## [What to do]
Identify and copy all lines of the material where the string "spread" is found.

## [Provided data]
>> Start

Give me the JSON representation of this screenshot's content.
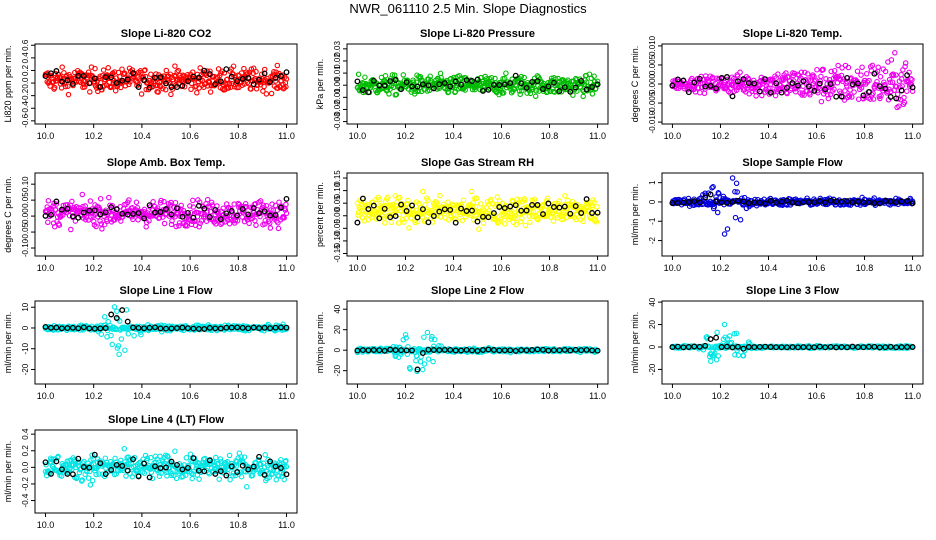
{
  "title": "NWR_061110  2.5 Min. Slope Diagnostics",
  "chart_data": [
    {
      "type": "scatter",
      "title": "Slope Li-820 CO2",
      "ylabel": "Li820 ppm per min.",
      "color": "#ff0000",
      "xlim": [
        10.0,
        11.0
      ],
      "ylim": [
        -0.65,
        0.62
      ],
      "xticks": [
        "10.0",
        "10.2",
        "10.4",
        "10.6",
        "10.8",
        "11.0"
      ],
      "yticks": [
        "-0.6",
        "-0.4",
        "-0.2",
        "0.0",
        "0.2",
        "0.4",
        "0.6"
      ],
      "pattern": {
        "center": 0.05,
        "spread": 0.18,
        "burst_amp": 0,
        "burst_center": 10.2
      }
    },
    {
      "type": "scatter",
      "title": "Slope Li-820 Pressure",
      "ylabel": "kPa per min.",
      "color": "#00bb00",
      "xlim": [
        10.0,
        11.0
      ],
      "ylim": [
        -0.032,
        0.034
      ],
      "xticks": [
        "10.0",
        "10.2",
        "10.4",
        "10.6",
        "10.8",
        "11.0"
      ],
      "yticks": [
        "-0.03",
        "-0.02",
        "-0.01",
        "0.00",
        "0.01",
        "0.02",
        "0.03"
      ],
      "pattern": {
        "center": 0.0,
        "spread": 0.008,
        "burst_amp": 0,
        "burst_center": 10.2
      }
    },
    {
      "type": "scatter",
      "title": "Slope Li-820 Temp.",
      "ylabel": "degrees C per min.",
      "color": "#ee00ee",
      "xlim": [
        10.0,
        11.0
      ],
      "ylim": [
        -0.0105,
        0.0105
      ],
      "xticks": [
        "10.0",
        "10.2",
        "10.4",
        "10.6",
        "10.8",
        "11.0"
      ],
      "yticks": [
        "-0.010",
        "-0.005",
        "0.000",
        "0.005",
        "0.010"
      ],
      "pattern": {
        "center": 0.0,
        "spread": 0.0035,
        "burst_amp": 0,
        "burst_center": 10.2,
        "fan": true
      }
    },
    {
      "type": "scatter",
      "title": "Slope Amb. Box Temp.",
      "ylabel": "degrees C per min.",
      "color": "#ee00ee",
      "xlim": [
        10.0,
        11.0
      ],
      "ylim": [
        -0.125,
        0.135
      ],
      "xticks": [
        "10.0",
        "10.2",
        "10.4",
        "10.6",
        "10.8",
        "11.0"
      ],
      "yticks": [
        "-0.10",
        "-0.05",
        "0.00",
        "0.05",
        "0.10"
      ],
      "pattern": {
        "center": 0.01,
        "spread": 0.04,
        "burst_amp": 0,
        "burst_center": 10.2
      }
    },
    {
      "type": "scatter",
      "title": "Slope Gas Stream RH",
      "ylabel": "percent per min.",
      "color": "#ffff00",
      "xlim": [
        10.0,
        11.0
      ],
      "ylim": [
        -0.16,
        0.17
      ],
      "xticks": [
        "10.0",
        "10.2",
        "10.4",
        "10.6",
        "10.8",
        "11.0"
      ],
      "yticks": [
        "-0.15",
        "-0.10",
        "-0.05",
        "0.00",
        "0.05",
        "0.10",
        "0.15"
      ],
      "pattern": {
        "center": 0.02,
        "spread": 0.055,
        "burst_amp": 0,
        "burst_center": 10.2
      }
    },
    {
      "type": "scatter",
      "title": "Slope Sample Flow",
      "ylabel": "ml/min per min.",
      "color": "#0000dd",
      "xlim": [
        10.0,
        11.0
      ],
      "ylim": [
        -2.8,
        1.5
      ],
      "xticks": [
        "10.0",
        "10.2",
        "10.4",
        "10.6",
        "10.8",
        "11.0"
      ],
      "yticks": [
        "-2",
        "-1",
        "0",
        "1"
      ],
      "pattern": {
        "center": 0.0,
        "spread": 0.18,
        "burst_amp": 1.8,
        "burst_center": 10.22
      }
    },
    {
      "type": "scatter",
      "title": "Slope Line 1 Flow",
      "ylabel": "ml/min per min.",
      "color": "#00e5e5",
      "xlim": [
        10.0,
        11.0
      ],
      "ylim": [
        -27,
        13
      ],
      "xticks": [
        "10.0",
        "10.2",
        "10.4",
        "10.6",
        "10.8",
        "11.0"
      ],
      "yticks": [
        "-20",
        "-10",
        "0",
        "10"
      ],
      "pattern": {
        "center": 0.0,
        "spread": 1.2,
        "burst_amp": 14,
        "burst_center": 10.3
      }
    },
    {
      "type": "scatter",
      "title": "Slope Line 2 Flow",
      "ylabel": "ml/min per min.",
      "color": "#00e5e5",
      "xlim": [
        10.0,
        11.0
      ],
      "ylim": [
        -33,
        48
      ],
      "xticks": [
        "10.0",
        "10.2",
        "10.4",
        "10.6",
        "10.8",
        "11.0"
      ],
      "yticks": [
        "-20",
        "0",
        "20",
        "40"
      ],
      "pattern": {
        "center": 0.0,
        "spread": 1.8,
        "burst_amp": 28,
        "burst_center": 10.25
      }
    },
    {
      "type": "scatter",
      "title": "Slope Line 3 Flow",
      "ylabel": "ml/min per min.",
      "color": "#00e5e5",
      "xlim": [
        10.0,
        11.0
      ],
      "ylim": [
        -33,
        41
      ],
      "xticks": [
        "10.0",
        "10.2",
        "10.4",
        "10.6",
        "10.8",
        "11.0"
      ],
      "yticks": [
        "-20",
        "0",
        "20",
        "40"
      ],
      "pattern": {
        "center": 0.0,
        "spread": 1.0,
        "burst_amp": 26,
        "burst_center": 10.22
      }
    },
    {
      "type": "scatter",
      "title": "Slope Line 4 (LT) Flow",
      "ylabel": "ml/min per min.",
      "color": "#00e5e5",
      "xlim": [
        10.0,
        11.0
      ],
      "ylim": [
        -0.55,
        0.45
      ],
      "xticks": [
        "10.0",
        "10.2",
        "10.4",
        "10.6",
        "10.8",
        "11.0"
      ],
      "yticks": [
        "-0.4",
        "-0.2",
        "0.0",
        "0.2",
        "0.4"
      ],
      "pattern": {
        "center": 0.0,
        "spread": 0.15,
        "burst_amp": 0,
        "burst_center": 10.2
      }
    }
  ]
}
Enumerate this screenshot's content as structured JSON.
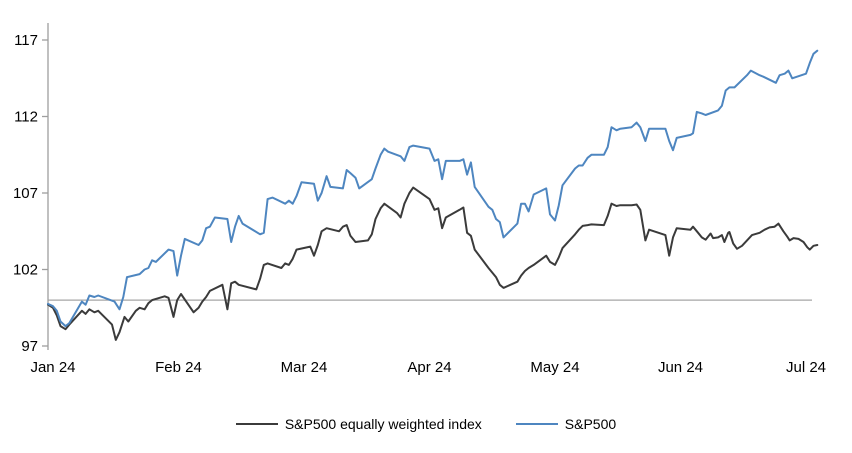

>> End

## [Result for this exercise]
        "spread": 0.18,
        "spread": 0.008,
        "spread": 0.0035,
        "spread": 0.04,
        "spread": 0.055,
        "spread": 0.18,
        "spread": 1.2,
        "spread": 1.8,
        "spread": 1.0,
        "spread": 0.15,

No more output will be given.